(Source data)
----------------------------------------

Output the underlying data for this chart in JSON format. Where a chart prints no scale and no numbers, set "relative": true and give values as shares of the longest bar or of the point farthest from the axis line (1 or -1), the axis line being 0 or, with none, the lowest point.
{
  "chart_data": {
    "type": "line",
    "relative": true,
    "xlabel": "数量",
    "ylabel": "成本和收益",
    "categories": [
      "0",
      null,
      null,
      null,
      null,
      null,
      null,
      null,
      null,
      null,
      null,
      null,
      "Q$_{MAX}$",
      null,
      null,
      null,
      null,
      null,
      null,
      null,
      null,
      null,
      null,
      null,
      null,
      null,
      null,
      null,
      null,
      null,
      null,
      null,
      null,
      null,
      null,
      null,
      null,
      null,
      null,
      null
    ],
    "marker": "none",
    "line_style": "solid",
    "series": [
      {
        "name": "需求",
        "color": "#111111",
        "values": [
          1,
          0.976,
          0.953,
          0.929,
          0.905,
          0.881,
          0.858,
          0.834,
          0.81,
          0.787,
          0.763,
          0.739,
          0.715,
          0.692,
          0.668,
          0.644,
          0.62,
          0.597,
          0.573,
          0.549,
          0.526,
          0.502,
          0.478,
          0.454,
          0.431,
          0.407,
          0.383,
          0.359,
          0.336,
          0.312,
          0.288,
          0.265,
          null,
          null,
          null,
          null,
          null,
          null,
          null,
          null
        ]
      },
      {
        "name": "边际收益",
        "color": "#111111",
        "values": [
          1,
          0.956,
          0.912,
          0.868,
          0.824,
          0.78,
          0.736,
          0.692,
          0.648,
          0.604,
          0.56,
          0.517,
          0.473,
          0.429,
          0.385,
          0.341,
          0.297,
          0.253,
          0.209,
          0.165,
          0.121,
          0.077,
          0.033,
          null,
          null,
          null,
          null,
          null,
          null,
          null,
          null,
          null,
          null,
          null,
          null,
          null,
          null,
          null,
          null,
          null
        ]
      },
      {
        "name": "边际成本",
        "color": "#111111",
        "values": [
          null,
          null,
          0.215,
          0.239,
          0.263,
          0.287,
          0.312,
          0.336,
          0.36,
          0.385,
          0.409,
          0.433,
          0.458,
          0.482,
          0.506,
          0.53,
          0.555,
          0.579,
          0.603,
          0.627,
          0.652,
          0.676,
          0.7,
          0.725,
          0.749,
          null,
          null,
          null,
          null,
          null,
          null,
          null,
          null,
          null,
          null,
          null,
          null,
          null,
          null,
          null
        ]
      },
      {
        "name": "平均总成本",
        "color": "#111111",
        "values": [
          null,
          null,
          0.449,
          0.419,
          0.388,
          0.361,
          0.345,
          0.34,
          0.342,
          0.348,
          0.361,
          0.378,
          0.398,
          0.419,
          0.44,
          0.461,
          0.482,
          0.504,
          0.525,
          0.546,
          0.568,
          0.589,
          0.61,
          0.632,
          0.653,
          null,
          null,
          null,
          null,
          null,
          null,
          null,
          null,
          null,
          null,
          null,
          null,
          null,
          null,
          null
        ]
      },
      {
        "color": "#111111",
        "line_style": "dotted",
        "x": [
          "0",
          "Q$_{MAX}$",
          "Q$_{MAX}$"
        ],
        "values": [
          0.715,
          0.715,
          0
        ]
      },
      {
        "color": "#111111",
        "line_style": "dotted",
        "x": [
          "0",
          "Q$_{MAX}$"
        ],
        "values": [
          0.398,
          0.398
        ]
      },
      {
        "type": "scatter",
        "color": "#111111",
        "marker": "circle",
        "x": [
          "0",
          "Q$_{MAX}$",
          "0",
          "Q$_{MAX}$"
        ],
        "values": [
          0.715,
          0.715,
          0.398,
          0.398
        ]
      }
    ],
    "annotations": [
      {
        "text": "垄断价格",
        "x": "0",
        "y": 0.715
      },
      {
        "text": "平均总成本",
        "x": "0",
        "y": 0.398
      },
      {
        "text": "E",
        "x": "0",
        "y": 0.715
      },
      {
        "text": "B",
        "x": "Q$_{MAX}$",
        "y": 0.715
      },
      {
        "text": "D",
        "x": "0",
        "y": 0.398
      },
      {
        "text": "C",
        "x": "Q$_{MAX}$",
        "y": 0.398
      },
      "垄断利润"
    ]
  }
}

----------------------------------------

Given task: Look through the entries and find each line that has the string "true". Copy those lines.

Written response:
Output the underlying data for this chart in JSON format. Where a chart prints no scale and no numbers, set "relative": true and give values as shares of the longest bar or of the point farthest from the axis line (1 or -1), the axis line being 0 or, with none, the lowest point.
    "relative": true,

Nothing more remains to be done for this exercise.